Repeat the material verbatim and drop the pictures.

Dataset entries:
------------------------------

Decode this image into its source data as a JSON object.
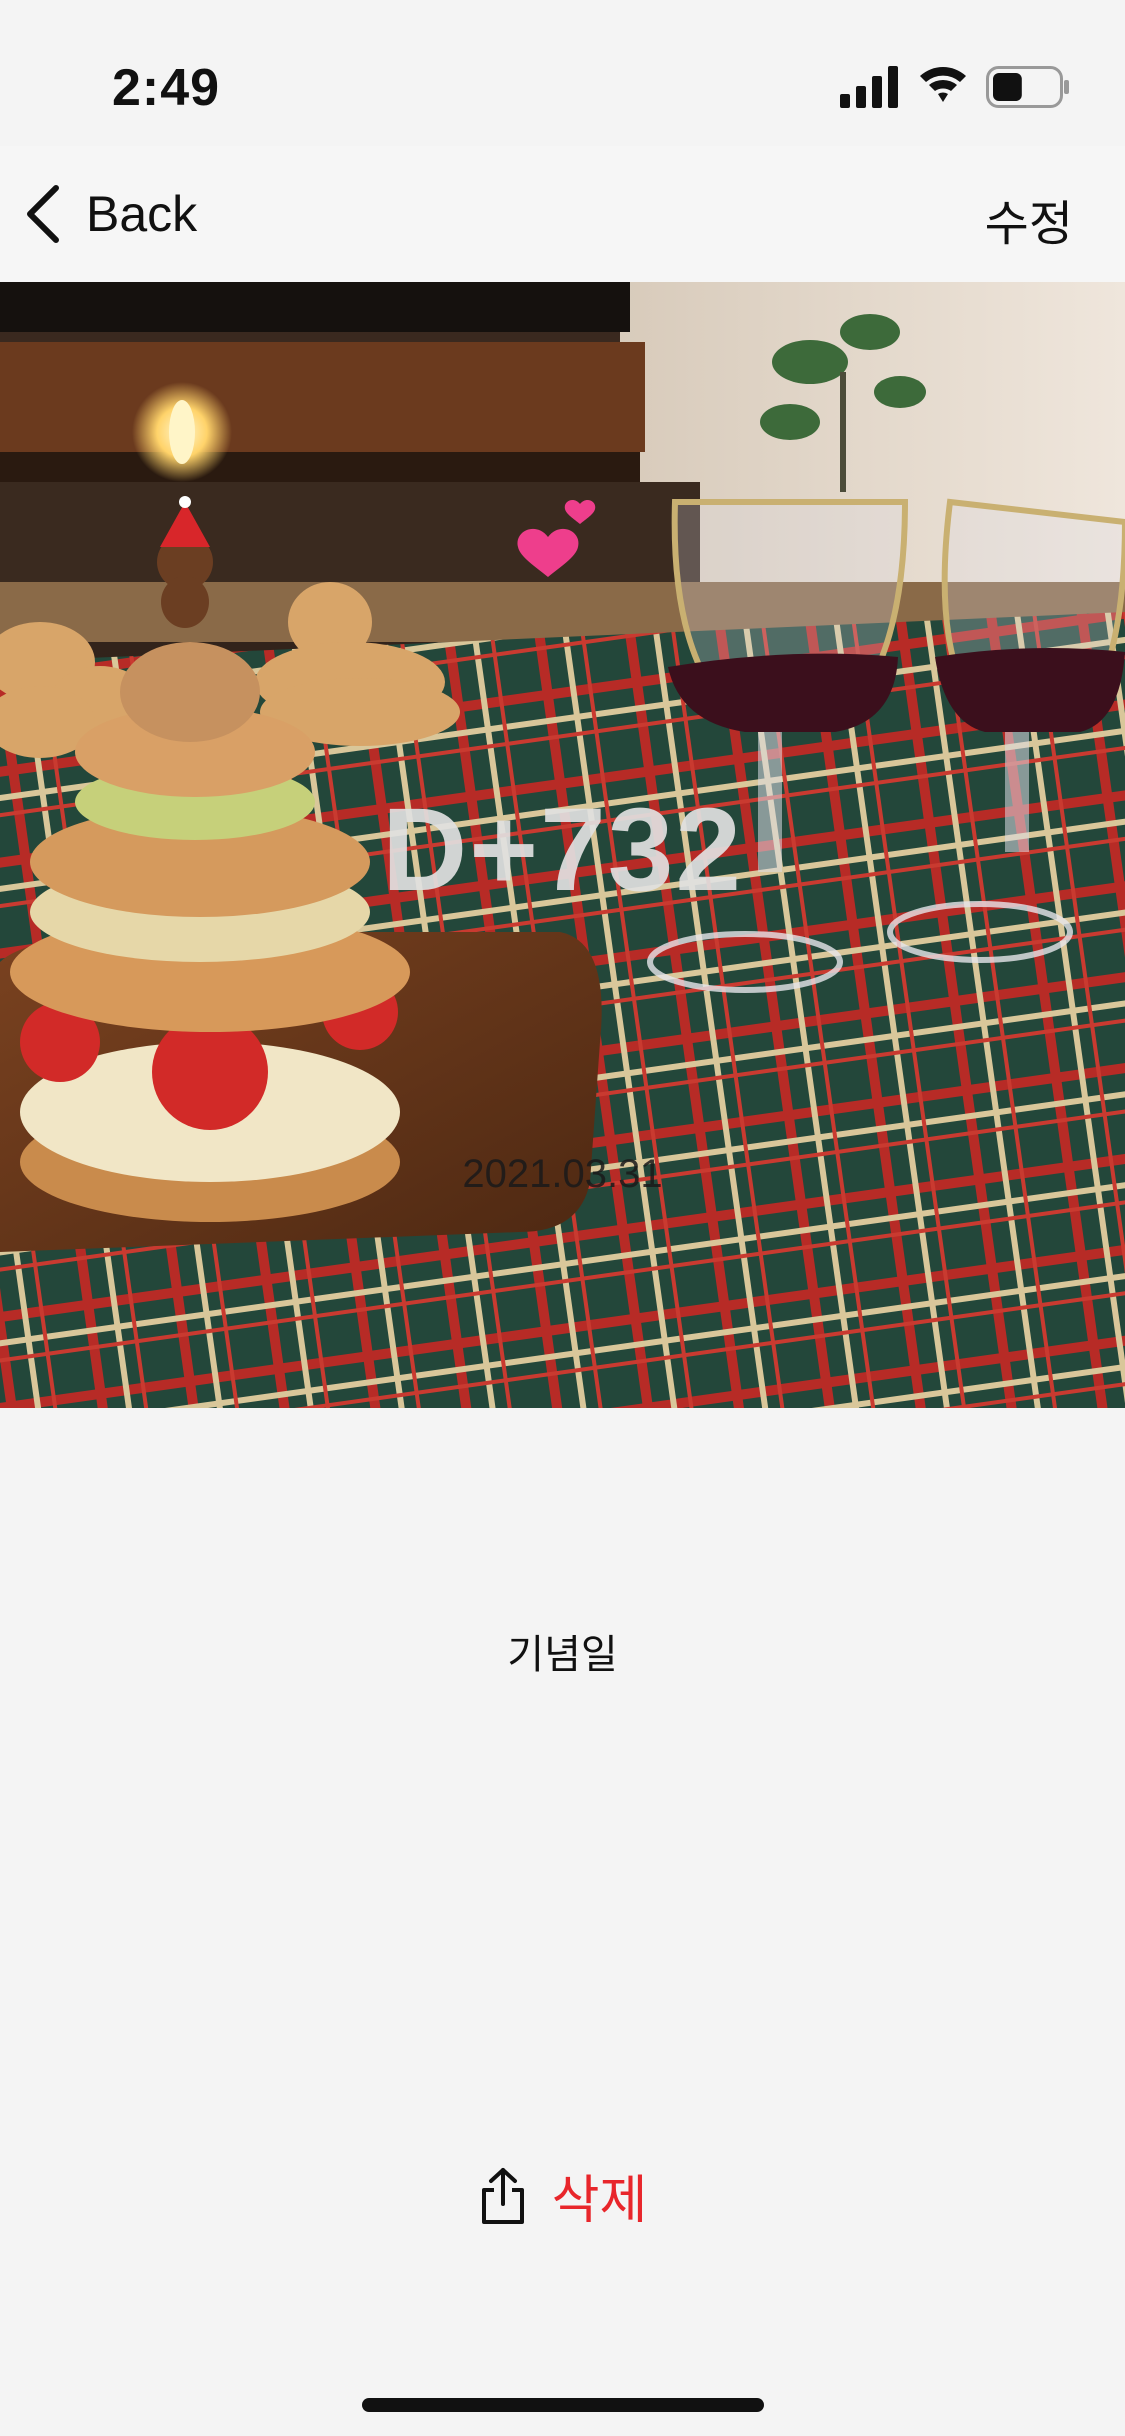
{
  "status_bar": {
    "time": "2:49",
    "icons": [
      "signal-icon",
      "wifi-icon",
      "battery-icon"
    ],
    "battery_level": 0.45
  },
  "nav": {
    "back_label": "Back",
    "back_icon": "chevron-left-icon",
    "edit_label": "수정"
  },
  "photo": {
    "dday": "D+732",
    "date": "2021.03.31"
  },
  "content": {
    "title": "기념일"
  },
  "actions": {
    "share_icon": "share-icon",
    "delete_label": "삭제",
    "delete_color": "#e8262b"
  }
}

------------------------------

Task output:
Decode this image into its source data as a JSON object.
{
  "status_bar": {
    "time": "2:49",
    "icons": [
      "signal-icon",
      "wifi-icon",
      "battery-icon"
    ],
    "battery_level": 0.45
  },
  "nav": {
    "back_label": "Back",
    "back_icon": "chevron-left-icon",
    "edit_label": "수정"
  },
  "photo": {
    "dday": "D+732",
    "date": "2021.03.31"
  },
  "content": {
    "title": "기념일"
  },
  "actions": {
    "share_icon": "share-icon",
    "delete_label": "삭제",
    "delete_color": "#e8262b"
  }
}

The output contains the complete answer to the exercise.